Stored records
------------------------

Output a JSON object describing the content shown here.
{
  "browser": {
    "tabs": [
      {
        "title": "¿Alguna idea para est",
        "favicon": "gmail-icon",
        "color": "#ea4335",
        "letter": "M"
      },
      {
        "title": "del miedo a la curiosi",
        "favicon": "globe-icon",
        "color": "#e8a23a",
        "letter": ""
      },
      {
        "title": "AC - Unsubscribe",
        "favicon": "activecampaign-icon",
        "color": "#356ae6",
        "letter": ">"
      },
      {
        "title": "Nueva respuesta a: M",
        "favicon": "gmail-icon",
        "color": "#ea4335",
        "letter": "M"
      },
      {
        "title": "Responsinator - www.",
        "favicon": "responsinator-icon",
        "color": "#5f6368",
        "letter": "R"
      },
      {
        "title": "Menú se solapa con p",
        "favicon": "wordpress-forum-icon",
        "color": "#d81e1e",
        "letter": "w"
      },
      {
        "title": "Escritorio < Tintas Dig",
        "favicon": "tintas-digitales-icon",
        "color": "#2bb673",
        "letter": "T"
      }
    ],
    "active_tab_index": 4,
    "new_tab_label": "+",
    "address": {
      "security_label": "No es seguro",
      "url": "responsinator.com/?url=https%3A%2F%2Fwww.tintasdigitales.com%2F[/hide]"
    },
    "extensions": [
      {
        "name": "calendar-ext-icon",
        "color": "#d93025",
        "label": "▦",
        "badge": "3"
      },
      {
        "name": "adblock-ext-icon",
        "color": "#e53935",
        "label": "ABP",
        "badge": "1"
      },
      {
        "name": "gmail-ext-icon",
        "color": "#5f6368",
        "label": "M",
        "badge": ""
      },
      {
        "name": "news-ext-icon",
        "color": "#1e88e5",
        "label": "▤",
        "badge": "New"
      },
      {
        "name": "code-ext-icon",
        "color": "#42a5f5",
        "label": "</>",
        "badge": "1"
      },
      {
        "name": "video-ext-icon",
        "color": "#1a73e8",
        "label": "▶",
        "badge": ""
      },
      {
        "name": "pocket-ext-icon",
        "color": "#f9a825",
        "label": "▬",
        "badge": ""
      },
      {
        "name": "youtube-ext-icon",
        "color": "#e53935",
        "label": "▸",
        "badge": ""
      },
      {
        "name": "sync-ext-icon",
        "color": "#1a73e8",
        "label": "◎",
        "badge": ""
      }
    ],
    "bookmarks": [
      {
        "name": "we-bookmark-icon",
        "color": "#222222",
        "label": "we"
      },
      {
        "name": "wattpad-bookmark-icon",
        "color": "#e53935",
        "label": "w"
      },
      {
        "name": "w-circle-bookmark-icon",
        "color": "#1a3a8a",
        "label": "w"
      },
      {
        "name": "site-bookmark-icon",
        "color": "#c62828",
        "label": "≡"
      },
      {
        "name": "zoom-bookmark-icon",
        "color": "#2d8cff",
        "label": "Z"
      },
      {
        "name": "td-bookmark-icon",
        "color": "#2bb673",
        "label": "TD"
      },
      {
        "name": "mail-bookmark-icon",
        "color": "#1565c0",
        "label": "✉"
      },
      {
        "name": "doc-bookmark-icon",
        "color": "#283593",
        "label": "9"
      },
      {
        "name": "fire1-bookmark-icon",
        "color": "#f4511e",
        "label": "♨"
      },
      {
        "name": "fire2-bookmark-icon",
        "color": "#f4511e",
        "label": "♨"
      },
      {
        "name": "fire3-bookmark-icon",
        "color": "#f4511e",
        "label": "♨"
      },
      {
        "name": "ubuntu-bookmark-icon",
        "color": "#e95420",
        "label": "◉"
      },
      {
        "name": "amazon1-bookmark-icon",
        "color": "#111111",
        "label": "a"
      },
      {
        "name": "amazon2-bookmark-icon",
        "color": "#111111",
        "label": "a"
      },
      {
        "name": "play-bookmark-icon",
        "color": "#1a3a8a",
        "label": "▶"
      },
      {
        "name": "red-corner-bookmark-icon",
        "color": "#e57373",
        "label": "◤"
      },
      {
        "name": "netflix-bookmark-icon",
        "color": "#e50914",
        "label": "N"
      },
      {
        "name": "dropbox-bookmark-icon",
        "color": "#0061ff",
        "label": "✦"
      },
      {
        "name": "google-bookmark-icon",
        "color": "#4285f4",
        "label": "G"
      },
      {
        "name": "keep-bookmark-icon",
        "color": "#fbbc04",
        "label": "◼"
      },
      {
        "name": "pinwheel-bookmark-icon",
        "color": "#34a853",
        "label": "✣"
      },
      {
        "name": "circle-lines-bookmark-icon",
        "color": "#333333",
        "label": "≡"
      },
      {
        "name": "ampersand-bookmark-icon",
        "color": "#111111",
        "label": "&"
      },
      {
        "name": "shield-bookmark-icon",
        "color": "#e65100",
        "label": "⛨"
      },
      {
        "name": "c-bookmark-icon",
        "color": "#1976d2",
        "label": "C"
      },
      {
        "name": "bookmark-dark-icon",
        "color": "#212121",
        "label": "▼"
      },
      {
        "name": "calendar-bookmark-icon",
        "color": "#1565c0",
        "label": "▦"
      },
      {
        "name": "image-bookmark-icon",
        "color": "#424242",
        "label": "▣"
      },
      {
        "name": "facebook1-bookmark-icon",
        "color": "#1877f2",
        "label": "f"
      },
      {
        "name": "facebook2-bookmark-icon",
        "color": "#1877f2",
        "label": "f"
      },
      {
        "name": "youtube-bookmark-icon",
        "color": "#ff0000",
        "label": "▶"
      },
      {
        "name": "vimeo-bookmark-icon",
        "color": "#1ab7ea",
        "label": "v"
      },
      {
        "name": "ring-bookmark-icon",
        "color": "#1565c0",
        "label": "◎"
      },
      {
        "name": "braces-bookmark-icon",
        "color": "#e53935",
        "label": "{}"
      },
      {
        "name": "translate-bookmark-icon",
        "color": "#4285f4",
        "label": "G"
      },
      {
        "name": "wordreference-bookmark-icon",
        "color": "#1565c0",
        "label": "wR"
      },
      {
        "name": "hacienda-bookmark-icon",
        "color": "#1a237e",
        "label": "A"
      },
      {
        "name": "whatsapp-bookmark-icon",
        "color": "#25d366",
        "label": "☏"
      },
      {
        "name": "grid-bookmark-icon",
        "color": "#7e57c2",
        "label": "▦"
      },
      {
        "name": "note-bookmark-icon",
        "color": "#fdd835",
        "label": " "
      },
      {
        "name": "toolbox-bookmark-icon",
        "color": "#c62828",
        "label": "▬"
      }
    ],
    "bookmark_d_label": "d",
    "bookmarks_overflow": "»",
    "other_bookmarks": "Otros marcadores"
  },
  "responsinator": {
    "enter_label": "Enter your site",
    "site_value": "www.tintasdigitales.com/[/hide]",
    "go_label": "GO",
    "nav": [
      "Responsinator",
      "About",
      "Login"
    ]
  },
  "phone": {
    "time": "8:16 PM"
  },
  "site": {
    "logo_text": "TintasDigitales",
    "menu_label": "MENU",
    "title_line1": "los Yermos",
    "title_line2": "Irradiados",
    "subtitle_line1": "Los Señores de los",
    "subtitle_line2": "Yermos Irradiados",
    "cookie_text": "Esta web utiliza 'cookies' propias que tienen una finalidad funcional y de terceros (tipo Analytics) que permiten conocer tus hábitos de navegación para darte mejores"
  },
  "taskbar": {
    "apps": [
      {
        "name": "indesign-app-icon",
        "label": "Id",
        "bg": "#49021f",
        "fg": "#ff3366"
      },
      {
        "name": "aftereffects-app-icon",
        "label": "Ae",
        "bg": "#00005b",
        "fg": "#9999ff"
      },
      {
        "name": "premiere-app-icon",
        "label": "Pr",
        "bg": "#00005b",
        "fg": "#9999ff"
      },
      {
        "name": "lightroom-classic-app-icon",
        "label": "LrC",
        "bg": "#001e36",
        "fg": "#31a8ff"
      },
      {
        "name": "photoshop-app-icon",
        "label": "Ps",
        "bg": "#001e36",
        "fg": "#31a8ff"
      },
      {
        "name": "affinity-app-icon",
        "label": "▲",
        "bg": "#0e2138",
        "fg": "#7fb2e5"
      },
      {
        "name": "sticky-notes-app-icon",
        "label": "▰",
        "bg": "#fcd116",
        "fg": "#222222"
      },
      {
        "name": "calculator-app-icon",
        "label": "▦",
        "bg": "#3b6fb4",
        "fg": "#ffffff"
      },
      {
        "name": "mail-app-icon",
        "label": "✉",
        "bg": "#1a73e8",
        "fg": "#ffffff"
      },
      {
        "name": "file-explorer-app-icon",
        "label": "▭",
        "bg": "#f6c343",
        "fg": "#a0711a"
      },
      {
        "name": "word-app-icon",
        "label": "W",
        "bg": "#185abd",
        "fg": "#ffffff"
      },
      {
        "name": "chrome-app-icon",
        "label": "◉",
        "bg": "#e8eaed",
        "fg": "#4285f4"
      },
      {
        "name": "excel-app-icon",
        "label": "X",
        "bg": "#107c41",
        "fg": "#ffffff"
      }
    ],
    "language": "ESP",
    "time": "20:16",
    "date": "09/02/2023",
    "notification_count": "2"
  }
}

------------------------

PROBLEM REQUIREMENTS
Find every line with "youtube" in the listing and state how many there are, nothing else.

SOLUTION
2